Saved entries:
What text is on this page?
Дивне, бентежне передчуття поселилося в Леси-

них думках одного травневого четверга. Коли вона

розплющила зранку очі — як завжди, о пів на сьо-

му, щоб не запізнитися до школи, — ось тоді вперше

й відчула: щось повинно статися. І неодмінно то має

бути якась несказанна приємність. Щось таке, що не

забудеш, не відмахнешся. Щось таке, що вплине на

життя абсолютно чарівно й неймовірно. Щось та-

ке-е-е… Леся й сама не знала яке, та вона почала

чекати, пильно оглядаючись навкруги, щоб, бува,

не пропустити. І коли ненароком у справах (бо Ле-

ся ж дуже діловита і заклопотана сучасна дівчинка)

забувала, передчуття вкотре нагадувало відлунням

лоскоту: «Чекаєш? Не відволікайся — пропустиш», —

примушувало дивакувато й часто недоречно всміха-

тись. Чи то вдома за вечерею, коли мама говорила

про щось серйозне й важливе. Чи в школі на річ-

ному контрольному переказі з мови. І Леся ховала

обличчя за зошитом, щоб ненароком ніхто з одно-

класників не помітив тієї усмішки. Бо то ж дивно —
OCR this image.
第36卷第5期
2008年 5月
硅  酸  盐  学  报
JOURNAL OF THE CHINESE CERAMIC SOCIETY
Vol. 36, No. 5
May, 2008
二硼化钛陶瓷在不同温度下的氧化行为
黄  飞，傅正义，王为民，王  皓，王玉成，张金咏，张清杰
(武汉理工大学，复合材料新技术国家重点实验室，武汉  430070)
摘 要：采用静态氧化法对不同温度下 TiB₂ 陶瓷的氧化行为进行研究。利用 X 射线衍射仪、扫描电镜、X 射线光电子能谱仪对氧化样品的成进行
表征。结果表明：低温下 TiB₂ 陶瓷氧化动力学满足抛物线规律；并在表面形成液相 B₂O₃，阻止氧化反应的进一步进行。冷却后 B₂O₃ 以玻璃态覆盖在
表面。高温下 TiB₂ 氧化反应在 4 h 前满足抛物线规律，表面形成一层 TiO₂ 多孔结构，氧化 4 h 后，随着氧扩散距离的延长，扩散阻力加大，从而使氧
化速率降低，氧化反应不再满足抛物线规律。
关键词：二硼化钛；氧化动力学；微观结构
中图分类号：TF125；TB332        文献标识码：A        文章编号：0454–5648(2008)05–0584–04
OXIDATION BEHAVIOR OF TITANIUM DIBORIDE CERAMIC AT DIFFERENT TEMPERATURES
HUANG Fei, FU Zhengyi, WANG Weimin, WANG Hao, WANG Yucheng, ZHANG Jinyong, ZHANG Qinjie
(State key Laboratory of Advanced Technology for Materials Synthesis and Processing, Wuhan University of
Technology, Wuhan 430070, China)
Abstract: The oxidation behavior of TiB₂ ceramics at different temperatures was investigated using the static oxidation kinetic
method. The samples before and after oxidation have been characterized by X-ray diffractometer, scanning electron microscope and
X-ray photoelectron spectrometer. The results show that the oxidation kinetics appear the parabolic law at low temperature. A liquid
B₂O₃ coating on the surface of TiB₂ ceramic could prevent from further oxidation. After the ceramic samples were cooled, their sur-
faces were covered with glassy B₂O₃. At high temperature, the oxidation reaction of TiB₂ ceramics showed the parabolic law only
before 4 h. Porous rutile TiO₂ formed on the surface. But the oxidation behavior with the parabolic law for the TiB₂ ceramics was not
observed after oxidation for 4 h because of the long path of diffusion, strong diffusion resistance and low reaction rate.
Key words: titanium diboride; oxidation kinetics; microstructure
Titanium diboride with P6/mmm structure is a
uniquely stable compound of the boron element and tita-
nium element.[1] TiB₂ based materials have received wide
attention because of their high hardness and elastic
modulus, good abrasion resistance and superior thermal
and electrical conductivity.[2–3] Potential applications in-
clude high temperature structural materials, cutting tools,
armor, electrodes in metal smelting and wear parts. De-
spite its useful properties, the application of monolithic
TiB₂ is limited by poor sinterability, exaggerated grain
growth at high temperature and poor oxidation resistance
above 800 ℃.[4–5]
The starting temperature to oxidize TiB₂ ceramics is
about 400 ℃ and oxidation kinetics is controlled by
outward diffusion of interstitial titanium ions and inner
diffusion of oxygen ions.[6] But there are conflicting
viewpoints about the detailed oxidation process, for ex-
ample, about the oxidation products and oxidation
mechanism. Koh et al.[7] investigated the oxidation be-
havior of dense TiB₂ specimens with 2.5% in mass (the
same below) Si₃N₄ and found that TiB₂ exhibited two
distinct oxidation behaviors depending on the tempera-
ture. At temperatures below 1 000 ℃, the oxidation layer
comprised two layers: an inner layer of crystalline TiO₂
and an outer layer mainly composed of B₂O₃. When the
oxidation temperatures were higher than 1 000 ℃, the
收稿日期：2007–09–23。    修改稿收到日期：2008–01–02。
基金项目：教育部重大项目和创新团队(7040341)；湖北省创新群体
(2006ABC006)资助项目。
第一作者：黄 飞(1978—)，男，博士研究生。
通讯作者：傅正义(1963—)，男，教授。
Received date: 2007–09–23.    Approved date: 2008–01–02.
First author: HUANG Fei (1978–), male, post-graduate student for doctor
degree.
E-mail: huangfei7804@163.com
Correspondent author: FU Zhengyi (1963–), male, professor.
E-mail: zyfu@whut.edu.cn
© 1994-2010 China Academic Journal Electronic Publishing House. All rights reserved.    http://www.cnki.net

> Exercise requirements:
Extract all lines as given.

> Full output:
What text is on this page?
Дивне, бентежне передчуття поселилося в Леси-

них думках одного травневого четверга. Коли вона

розплющила зранку очі — як завжди, о пів на сьо-

му, щоб не запізнитися до школи, — ось тоді вперше

й відчула: щось повинно статися. І неодмінно то має

бути якась несказанна приємність. Щось таке, що не

забудеш, не відмахнешся. Щось таке, що вплине на

життя абсолютно чарівно й неймовірно. Щось та-

ке-е-е… Леся й сама не знала яке, та вона почала

чекати, пильно оглядаючись навкруги, щоб, бува,

не пропустити. І коли ненароком у справах (бо Ле-

ся ж дуже діловита і заклопотана сучасна дівчинка)

забувала, передчуття вкотре нагадувало відлунням

лоскоту: «Чекаєш? Не відволікайся — пропустиш», —

примушувало дивакувато й часто недоречно всміха-

тись. Чи то вдома за вечерею, коли мама говорила

про щось серйозне й важливе. Чи в школі на річ-

ному контрольному переказі з мови. І Леся ховала

обличчя за зошитом, щоб ненароком ніхто з одно-

класників не помітив тієї усмішки. Бо то ж дивно —
OCR this image.
第36卷第5期
2008年 5月
硅  酸  盐  学  报
JOURNAL OF THE CHINESE CERAMIC SOCIETY
Vol. 36, No. 5
May, 2008
二硼化钛陶瓷在不同温度下的氧化行为
黄  飞，傅正义，王为民，王  皓，王玉成，张金咏，张清杰
(武汉理工大学，复合材料新技术国家重点实验室，武汉  430070)
摘 要：采用静态氧化法对不同温度下 TiB₂ 陶瓷的氧化行为进行研究。利用 X 射线衍射仪、扫描电镜、X 射线光电子能谱仪对氧化样品的成进行
表征。结果表明：低温下 TiB₂ 陶瓷氧化动力学满足抛物线规律；并在表面形成液相 B₂O₃，阻止氧化反应的进一步进行。冷却后 B₂O₃ 以玻璃态覆盖在
表面。高温下 TiB₂ 氧化反应在 4 h 前满足抛物线规律，表面形成一层 TiO₂ 多孔结构，氧化 4 h 后，随着氧扩散距离的延长，扩散阻力加大，从而使氧
化速率降低，氧化反应不再满足抛物线规律。
关键词：二硼化钛；氧化动力学；微观结构
中图分类号：TF125；TB332        文献标识码：A        文章编号：0454–5648(2008)05–0584–04
OXIDATION BEHAVIOR OF TITANIUM DIBORIDE CERAMIC AT DIFFERENT TEMPERATURES
HUANG Fei, FU Zhengyi, WANG Weimin, WANG Hao, WANG Yucheng, ZHANG Jinyong, ZHANG Qinjie
(State key Laboratory of Advanced Technology for Materials Synthesis and Processing, Wuhan University of
Technology, Wuhan 430070, China)
Abstract: The oxidation behavior of TiB₂ ceramics at different temperatures was investigated using the static oxidation kinetic
method. The samples before and after oxidation have been characterized by X-ray diffractometer, scanning electron microscope and
X-ray photoelectron spectrometer. The results show that the oxidation kinetics appear the parabolic law at low temperature. A liquid
B₂O₃ coating on the surface of TiB₂ ceramic could prevent from further oxidation. After the ceramic samples were cooled, their sur-
faces were covered with glassy B₂O₃. At high temperature, the oxidation reaction of TiB₂ ceramics showed the parabolic law only
before 4 h. Porous rutile TiO₂ formed on the surface. But the oxidation behavior with the parabolic law for the TiB₂ ceramics was not
observed after oxidation for 4 h because of the long path of diffusion, strong diffusion resistance and low reaction rate.
Key words: titanium diboride; oxidation kinetics; microstructure
Titanium diboride with P6/mmm structure is a
uniquely stable compound of the boron element and tita-
nium element.[1] TiB₂ based materials have received wide
attention because of their high hardness and elastic
modulus, good abrasion resistance and superior thermal
and electrical conductivity.[2–3] Potential applications in-
clude high temperature structural materials, cutting tools,
armor, electrodes in metal smelting and wear parts. De-
spite its useful properties, the application of monolithic
TiB₂ is limited by poor sinterability, exaggerated grain
growth at high temperature and poor oxidation resistance
above 800 ℃.[4–5]
The starting temperature to oxidize TiB₂ ceramics is
about 400 ℃ and oxidation kinetics is controlled by
outward diffusion of interstitial titanium ions and inner
diffusion of oxygen ions.[6] But there are conflicting
viewpoints about the detailed oxidation process, for ex-
ample, about the oxidation products and oxidation
mechanism. Koh et al.[7] investigated the oxidation be-
havior of dense TiB₂ specimens with 2.5% in mass (the
same below) Si₃N₄ and found that TiB₂ exhibited two
distinct oxidation behaviors depending on the tempera-
ture. At temperatures below 1 000 ℃, the oxidation layer
comprised two layers: an inner layer of crystalline TiO₂
and an outer layer mainly composed of B₂O₃. When the
oxidation temperatures were higher than 1 000 ℃, the
收稿日期：2007–09–23。    修改稿收到日期：2008–01–02。
基金项目：教育部重大项目和创新团队(7040341)；湖北省创新群体
(2006ABC006)资助项目。
第一作者：黄 飞(1978—)，男，博士研究生。
通讯作者：傅正义(1963—)，男，教授。
Received date: 2007–09–23.    Approved date: 2008–01–02.
First author: HUANG Fei (1978–), male, post-graduate student for doctor
degree.
E-mail: huangfei7804@163.com
Correspondent author: FU Zhengyi (1963–), male, professor.
E-mail: zyfu@whut.edu.cn
© 1994-2010 China Academic Journal Electronic Publishing House. All rights reserved.    http://www.cnki.net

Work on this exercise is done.